==== Data records

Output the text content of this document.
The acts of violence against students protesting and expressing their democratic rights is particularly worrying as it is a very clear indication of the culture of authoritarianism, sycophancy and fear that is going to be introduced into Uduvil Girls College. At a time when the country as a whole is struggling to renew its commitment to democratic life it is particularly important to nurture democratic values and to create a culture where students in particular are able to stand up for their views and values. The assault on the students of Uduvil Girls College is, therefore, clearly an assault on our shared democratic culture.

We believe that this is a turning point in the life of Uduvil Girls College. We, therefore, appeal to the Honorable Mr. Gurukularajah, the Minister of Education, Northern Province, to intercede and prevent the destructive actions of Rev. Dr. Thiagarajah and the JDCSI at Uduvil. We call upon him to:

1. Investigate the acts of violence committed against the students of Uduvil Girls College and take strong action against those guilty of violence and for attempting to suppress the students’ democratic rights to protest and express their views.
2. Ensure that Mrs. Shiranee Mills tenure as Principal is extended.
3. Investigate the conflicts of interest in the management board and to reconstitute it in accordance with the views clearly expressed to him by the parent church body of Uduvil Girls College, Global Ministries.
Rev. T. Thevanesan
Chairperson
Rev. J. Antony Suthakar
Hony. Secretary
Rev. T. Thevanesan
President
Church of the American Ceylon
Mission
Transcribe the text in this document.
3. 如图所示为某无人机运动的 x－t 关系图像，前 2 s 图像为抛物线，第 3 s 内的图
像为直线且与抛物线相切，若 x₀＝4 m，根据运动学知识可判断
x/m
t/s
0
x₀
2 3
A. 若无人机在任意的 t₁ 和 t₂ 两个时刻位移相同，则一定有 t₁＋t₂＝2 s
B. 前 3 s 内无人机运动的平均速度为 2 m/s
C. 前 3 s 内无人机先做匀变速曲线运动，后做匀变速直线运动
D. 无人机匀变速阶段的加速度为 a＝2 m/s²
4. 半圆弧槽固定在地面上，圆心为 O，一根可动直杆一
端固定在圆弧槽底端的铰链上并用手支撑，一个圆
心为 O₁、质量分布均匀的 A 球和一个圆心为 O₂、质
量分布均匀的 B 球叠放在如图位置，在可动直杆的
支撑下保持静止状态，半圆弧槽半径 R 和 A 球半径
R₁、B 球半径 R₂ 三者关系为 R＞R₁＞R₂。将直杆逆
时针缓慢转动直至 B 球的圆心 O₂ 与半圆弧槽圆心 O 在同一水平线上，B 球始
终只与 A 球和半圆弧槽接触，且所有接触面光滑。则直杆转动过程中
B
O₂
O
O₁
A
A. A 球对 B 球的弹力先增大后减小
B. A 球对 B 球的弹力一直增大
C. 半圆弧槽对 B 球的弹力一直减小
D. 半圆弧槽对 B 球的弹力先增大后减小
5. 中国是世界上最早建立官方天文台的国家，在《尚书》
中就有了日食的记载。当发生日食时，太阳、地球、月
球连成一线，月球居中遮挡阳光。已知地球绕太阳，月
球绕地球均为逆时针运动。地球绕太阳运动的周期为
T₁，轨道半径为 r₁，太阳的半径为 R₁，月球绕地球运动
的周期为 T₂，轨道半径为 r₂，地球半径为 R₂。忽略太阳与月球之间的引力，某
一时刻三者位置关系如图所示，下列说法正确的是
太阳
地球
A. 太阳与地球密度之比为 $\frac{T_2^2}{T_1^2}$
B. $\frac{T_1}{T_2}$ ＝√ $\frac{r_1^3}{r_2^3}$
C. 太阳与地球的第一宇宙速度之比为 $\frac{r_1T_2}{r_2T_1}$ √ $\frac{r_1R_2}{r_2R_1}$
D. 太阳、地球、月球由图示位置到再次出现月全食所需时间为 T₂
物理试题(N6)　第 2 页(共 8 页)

========

The request —
Output the records above in their entirety, exactly.

The answer —
Output the text content of this document.
The acts of violence against students protesting and expressing their democratic rights is particularly worrying as it is a very clear indication of the culture of authoritarianism, sycophancy and fear that is going to be introduced into Uduvil Girls College. At a time when the country as a whole is struggling to renew its commitment to democratic life it is particularly important to nurture democratic values and to create a culture where students in particular are able to stand up for their views and values. The assault on the students of Uduvil Girls College is, therefore, clearly an assault on our shared democratic culture.

We believe that this is a turning point in the life of Uduvil Girls College. We, therefore, appeal to the Honorable Mr. Gurukularajah, the Minister of Education, Northern Province, to intercede and prevent the destructive actions of Rev. Dr. Thiagarajah and the JDCSI at Uduvil. We call upon him to:

1. Investigate the acts of violence committed against the students of Uduvil Girls College and take strong action against those guilty of violence and for attempting to suppress the students’ democratic rights to protest and express their views.
2. Ensure that Mrs. Shiranee Mills tenure as Principal is extended.
3. Investigate the conflicts of interest in the management board and to reconstitute it in accordance with the views clearly expressed to him by the parent church body of Uduvil Girls College, Global Ministries.
Rev. T. Thevanesan
Chairperson
Rev. J. Antony Suthakar
Hony. Secretary
Rev. T. Thevanesan
President
Church of the American Ceylon
Mission
Transcribe the text in this document.
3. 如图所示为某无人机运动的 x－t 关系图像，前 2 s 图像为抛物线，第 3 s 内的图
像为直线且与抛物线相切，若 x₀＝4 m，根据运动学知识可判断
x/m
t/s
0
x₀
2 3
A. 若无人机在任意的 t₁ 和 t₂ 两个时刻位移相同，则一定有 t₁＋t₂＝2 s
B. 前 3 s 内无人机运动的平均速度为 2 m/s
C. 前 3 s 内无人机先做匀变速曲线运动，后做匀变速直线运动
D. 无人机匀变速阶段的加速度为 a＝2 m/s²
4. 半圆弧槽固定在地面上，圆心为 O，一根可动直杆一
端固定在圆弧槽底端的铰链上并用手支撑，一个圆
心为 O₁、质量分布均匀的 A 球和一个圆心为 O₂、质
量分布均匀的 B 球叠放在如图位置，在可动直杆的
支撑下保持静止状态，半圆弧槽半径 R 和 A 球半径
R₁、B 球半径 R₂ 三者关系为 R＞R₁＞R₂。将直杆逆
时针缓慢转动直至 B 球的圆心 O₂ 与半圆弧槽圆心 O 在同一水平线上，B 球始
终只与 A 球和半圆弧槽接触，且所有接触面光滑。则直杆转动过程中
B
O₂
O
O₁
A
A. A 球对 B 球的弹力先增大后减小
B. A 球对 B 球的弹力一直增大
C. 半圆弧槽对 B 球的弹力一直减小
D. 半圆弧槽对 B 球的弹力先增大后减小
5. 中国是世界上最早建立官方天文台的国家，在《尚书》
中就有了日食的记载。当发生日食时，太阳、地球、月
球连成一线，月球居中遮挡阳光。已知地球绕太阳，月
球绕地球均为逆时针运动。地球绕太阳运动的周期为
T₁，轨道半径为 r₁，太阳的半径为 R₁，月球绕地球运动
的周期为 T₂，轨道半径为 r₂，地球半径为 R₂。忽略太阳与月球之间的引力，某
一时刻三者位置关系如图所示，下列说法正确的是
太阳
地球
A. 太阳与地球密度之比为 $\frac{T_2^2}{T_1^2}$
B. $\frac{T_1}{T_2}$ ＝√ $\frac{r_1^3}{r_2^3}$
C. 太阳与地球的第一宇宙速度之比为 $\frac{r_1T_2}{r_2T_1}$ √ $\frac{r_1R_2}{r_2R_1}$
D. 太阳、地球、月球由图示位置到再次出现月全食所需时间为 T₂
物理试题(N6)　第 2 页(共 8 页)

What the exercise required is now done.